EXERCISE: Reply with nothing except the number of lines that contain the word "поселение".

DATA LINES:
--------------------
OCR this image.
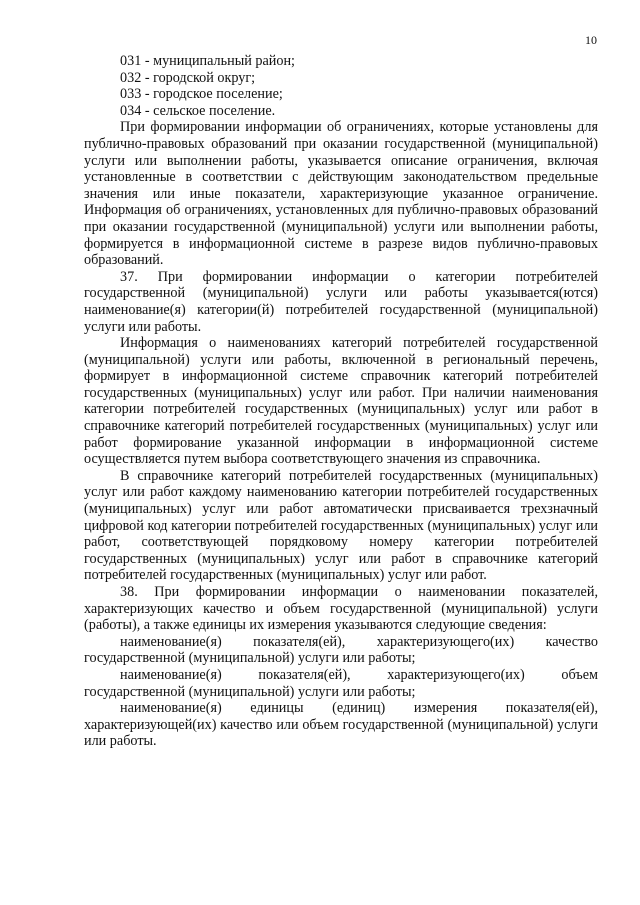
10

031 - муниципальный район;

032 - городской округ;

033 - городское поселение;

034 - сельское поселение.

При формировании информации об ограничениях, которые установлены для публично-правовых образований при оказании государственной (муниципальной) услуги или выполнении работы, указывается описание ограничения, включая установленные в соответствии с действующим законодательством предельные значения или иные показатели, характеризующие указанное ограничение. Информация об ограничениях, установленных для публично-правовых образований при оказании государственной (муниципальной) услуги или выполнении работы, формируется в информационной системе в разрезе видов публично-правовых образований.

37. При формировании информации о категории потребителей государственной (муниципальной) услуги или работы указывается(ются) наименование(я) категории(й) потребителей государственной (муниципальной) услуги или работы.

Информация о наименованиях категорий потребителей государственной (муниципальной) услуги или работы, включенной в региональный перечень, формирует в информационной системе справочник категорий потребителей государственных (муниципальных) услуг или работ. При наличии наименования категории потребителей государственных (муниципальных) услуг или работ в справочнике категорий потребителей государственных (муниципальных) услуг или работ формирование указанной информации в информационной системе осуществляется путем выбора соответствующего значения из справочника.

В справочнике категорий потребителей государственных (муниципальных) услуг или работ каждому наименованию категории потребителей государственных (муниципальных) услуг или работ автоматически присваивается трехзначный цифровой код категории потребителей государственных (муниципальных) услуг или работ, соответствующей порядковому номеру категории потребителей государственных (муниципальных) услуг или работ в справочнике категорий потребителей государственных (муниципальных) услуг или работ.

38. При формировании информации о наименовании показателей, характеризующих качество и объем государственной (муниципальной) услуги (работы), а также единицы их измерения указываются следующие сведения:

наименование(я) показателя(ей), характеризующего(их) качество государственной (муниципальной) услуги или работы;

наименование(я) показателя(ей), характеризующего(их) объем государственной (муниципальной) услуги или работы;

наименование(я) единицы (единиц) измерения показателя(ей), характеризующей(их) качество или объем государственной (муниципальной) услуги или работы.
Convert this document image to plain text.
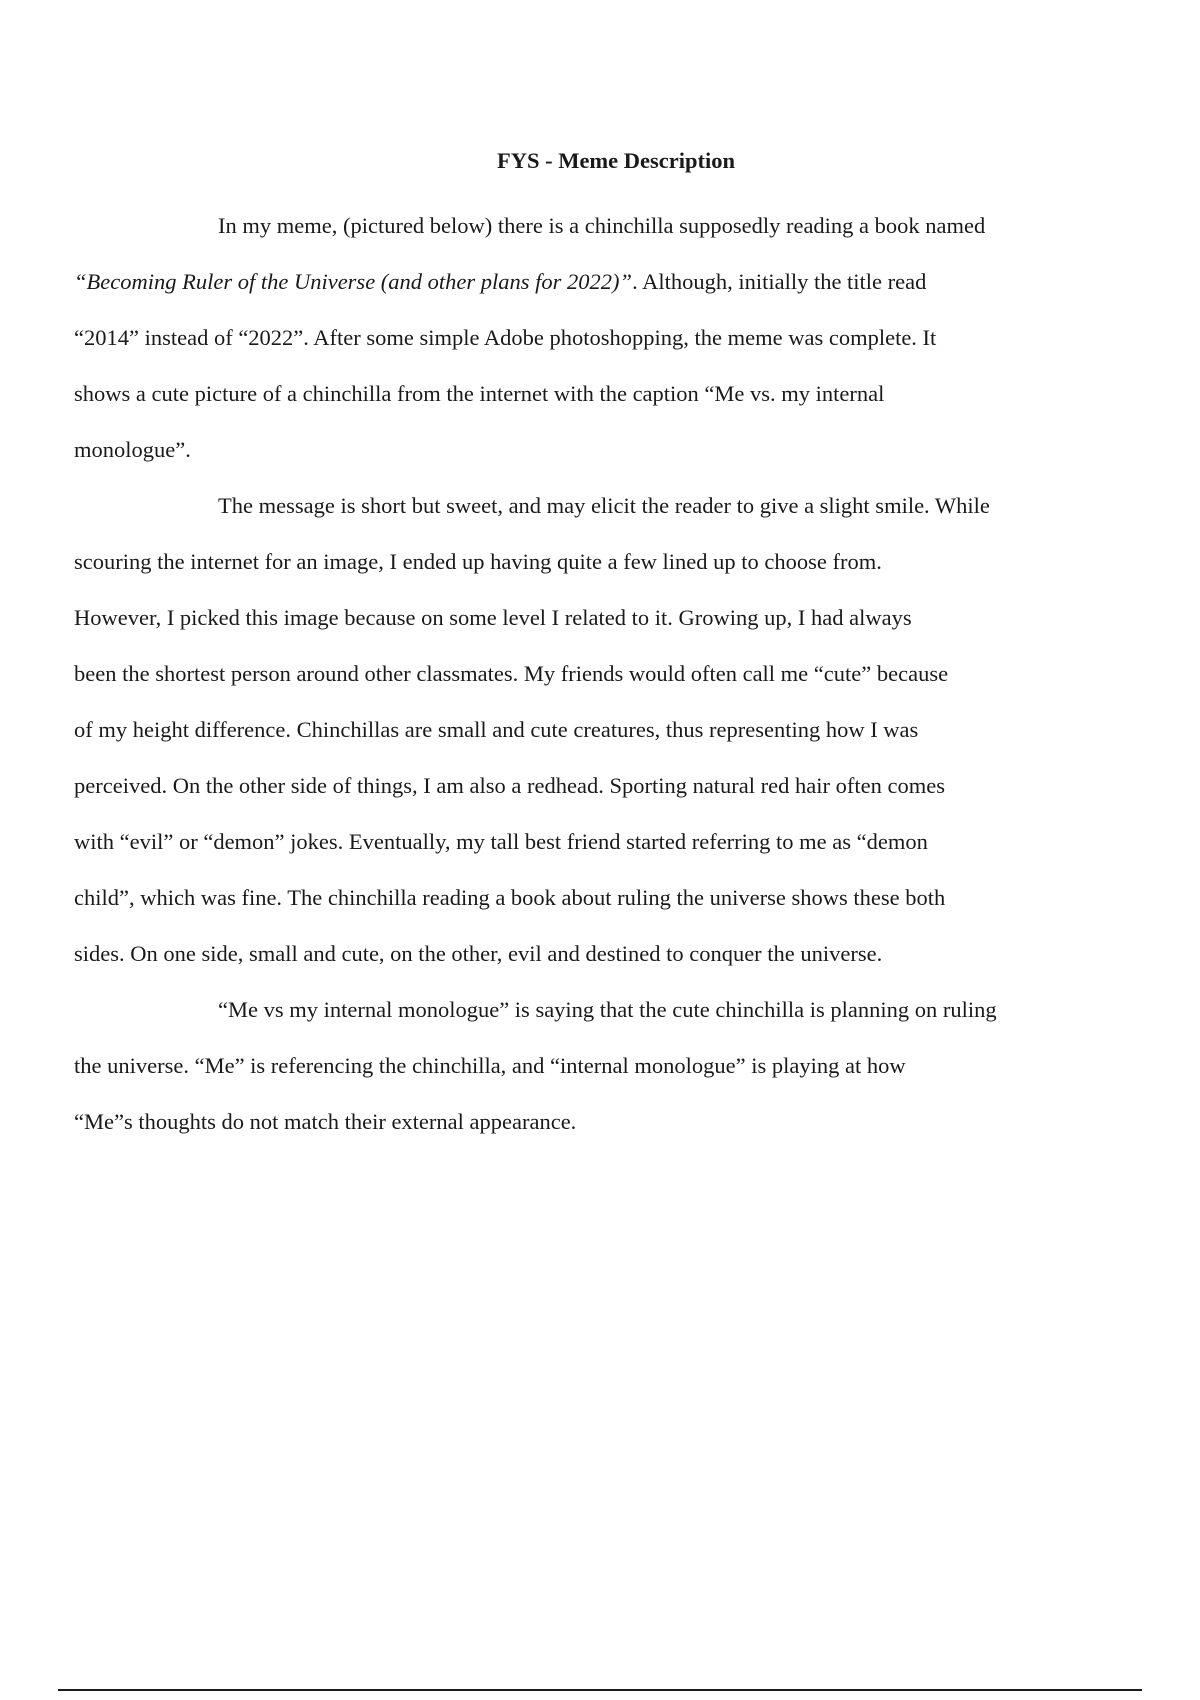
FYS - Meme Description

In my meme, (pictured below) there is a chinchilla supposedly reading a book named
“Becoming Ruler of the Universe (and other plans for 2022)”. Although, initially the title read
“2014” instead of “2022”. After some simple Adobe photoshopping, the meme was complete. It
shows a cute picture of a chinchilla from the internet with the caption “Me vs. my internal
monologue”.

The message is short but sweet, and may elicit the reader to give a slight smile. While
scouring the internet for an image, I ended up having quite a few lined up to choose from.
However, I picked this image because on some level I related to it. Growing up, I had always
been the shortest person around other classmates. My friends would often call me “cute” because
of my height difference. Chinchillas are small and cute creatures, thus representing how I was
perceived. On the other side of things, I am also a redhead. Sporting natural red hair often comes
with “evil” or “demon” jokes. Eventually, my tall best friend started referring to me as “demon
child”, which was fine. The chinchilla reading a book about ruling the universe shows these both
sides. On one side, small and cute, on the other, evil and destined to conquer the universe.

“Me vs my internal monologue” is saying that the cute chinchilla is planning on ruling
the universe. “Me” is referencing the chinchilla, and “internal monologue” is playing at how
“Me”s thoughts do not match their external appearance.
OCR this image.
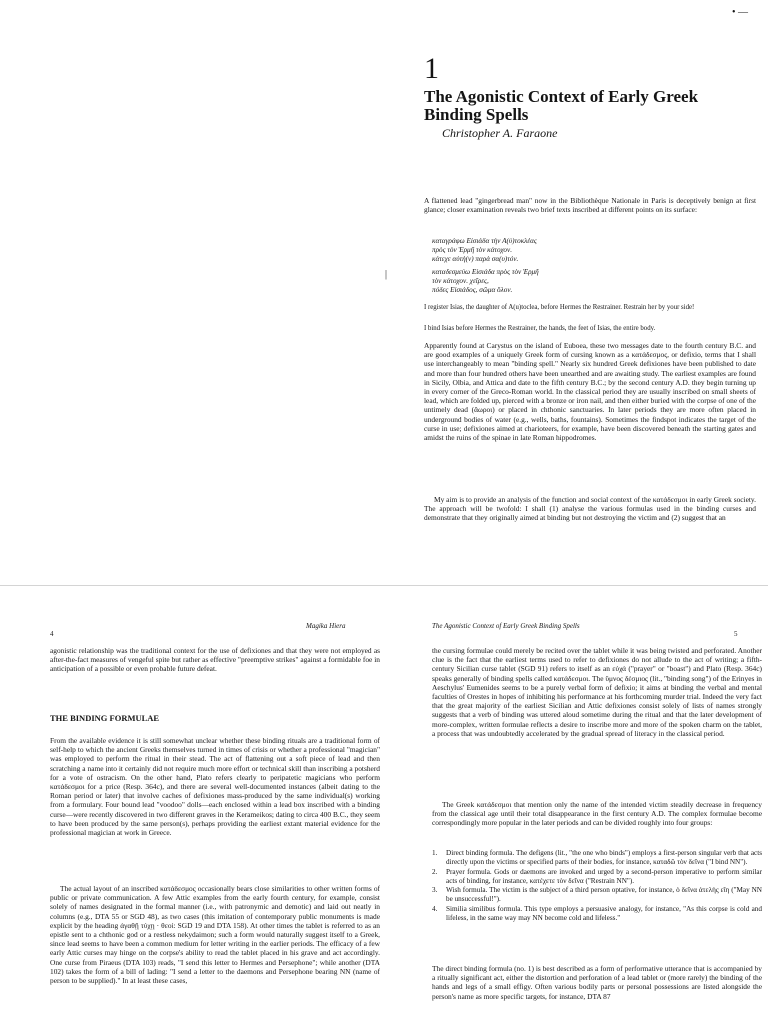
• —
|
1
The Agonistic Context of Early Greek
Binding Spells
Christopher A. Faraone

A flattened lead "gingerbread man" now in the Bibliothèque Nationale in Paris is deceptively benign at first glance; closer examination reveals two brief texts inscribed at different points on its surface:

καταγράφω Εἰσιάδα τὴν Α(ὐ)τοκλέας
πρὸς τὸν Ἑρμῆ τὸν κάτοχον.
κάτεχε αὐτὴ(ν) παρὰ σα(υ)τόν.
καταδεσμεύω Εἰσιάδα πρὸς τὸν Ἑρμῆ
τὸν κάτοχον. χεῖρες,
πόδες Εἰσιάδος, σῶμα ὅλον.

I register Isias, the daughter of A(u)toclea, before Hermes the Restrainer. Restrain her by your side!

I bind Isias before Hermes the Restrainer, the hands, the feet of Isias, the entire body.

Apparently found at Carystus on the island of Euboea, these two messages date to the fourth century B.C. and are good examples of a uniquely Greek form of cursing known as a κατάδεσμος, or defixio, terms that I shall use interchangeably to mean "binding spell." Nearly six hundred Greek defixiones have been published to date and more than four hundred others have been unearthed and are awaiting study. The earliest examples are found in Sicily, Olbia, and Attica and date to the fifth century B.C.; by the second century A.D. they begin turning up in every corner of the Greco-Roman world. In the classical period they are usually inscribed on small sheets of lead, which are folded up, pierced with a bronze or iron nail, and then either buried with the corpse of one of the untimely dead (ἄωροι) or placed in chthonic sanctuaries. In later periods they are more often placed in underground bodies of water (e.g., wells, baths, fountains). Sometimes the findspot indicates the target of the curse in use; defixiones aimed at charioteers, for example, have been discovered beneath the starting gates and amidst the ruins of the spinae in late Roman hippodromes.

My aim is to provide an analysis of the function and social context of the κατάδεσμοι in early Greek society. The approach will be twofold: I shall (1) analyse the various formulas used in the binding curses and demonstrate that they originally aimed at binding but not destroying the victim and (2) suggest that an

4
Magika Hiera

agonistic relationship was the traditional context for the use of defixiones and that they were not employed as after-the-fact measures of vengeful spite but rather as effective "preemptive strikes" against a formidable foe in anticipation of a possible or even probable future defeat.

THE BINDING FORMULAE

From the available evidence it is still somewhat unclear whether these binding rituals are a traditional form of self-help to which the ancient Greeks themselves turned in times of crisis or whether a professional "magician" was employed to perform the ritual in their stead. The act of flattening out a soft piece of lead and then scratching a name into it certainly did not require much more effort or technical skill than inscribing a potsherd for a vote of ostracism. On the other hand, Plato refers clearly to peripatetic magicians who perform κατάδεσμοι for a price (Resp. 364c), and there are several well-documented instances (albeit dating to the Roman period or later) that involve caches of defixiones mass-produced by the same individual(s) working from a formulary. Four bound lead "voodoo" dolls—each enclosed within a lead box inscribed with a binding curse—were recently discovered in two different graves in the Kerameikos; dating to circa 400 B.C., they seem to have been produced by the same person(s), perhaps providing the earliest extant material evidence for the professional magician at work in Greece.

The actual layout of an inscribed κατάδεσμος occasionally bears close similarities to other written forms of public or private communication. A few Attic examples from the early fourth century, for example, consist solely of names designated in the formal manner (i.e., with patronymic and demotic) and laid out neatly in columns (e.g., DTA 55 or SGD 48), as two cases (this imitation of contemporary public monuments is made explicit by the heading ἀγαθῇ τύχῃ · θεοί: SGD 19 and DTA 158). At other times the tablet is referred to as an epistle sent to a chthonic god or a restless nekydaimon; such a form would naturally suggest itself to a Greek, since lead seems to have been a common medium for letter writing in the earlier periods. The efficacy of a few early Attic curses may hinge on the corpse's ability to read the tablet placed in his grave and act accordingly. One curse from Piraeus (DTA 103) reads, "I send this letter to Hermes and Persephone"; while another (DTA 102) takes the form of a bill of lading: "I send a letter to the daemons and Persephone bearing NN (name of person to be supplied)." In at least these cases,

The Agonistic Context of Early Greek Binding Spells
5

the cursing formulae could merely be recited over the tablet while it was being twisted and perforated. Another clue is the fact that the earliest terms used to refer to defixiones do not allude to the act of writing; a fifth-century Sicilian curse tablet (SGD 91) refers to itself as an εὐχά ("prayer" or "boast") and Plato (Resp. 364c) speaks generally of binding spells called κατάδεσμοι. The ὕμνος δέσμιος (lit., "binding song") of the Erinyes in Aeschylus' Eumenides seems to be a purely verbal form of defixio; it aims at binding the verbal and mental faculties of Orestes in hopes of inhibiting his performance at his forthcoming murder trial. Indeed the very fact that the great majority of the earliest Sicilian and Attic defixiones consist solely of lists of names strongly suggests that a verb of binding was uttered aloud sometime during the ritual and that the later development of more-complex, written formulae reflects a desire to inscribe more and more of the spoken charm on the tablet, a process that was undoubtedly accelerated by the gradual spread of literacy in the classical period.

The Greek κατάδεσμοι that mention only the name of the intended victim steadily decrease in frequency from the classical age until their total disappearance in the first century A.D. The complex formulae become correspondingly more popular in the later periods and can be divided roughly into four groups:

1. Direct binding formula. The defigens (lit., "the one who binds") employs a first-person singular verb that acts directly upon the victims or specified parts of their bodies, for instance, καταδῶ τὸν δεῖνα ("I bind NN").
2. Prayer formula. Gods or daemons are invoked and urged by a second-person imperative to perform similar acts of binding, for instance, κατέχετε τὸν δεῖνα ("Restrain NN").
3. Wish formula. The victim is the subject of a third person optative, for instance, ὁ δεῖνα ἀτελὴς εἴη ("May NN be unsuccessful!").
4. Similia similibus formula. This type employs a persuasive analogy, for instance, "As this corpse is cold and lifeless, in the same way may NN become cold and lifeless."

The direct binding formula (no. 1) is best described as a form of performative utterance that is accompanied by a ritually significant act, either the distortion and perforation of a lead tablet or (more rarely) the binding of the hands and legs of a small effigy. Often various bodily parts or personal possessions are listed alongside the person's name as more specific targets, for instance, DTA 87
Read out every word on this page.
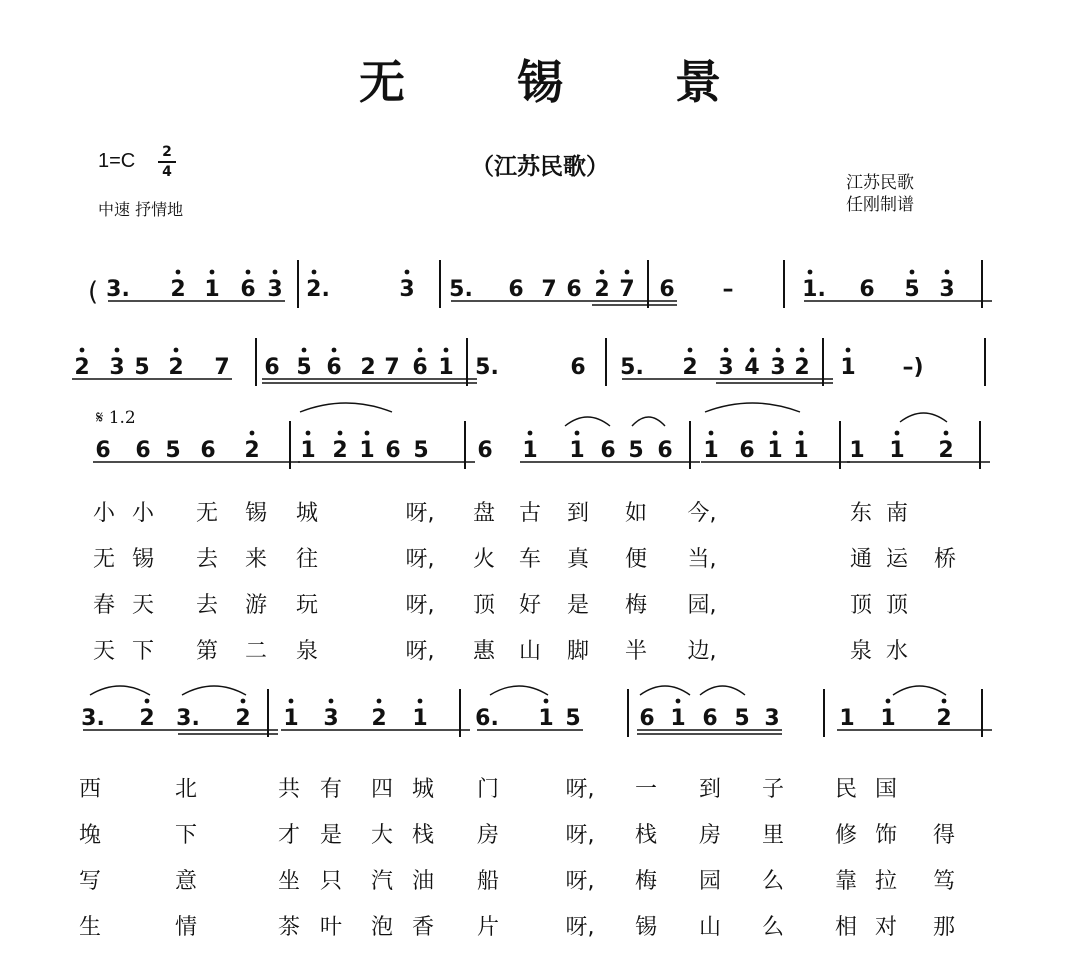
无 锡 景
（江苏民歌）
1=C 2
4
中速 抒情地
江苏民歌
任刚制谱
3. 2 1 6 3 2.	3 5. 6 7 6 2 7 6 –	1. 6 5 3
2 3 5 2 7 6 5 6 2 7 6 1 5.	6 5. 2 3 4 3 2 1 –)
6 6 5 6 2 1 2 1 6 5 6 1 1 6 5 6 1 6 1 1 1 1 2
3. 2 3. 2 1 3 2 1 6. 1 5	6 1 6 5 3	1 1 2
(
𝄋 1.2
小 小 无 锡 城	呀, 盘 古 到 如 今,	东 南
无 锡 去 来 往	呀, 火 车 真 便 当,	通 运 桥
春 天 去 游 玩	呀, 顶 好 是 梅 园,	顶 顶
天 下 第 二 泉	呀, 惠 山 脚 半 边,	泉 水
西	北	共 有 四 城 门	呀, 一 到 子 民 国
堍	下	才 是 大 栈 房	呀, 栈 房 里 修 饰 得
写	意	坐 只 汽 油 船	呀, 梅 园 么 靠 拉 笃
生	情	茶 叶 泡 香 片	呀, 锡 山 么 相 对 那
--------------------
FULL ANSWER: 2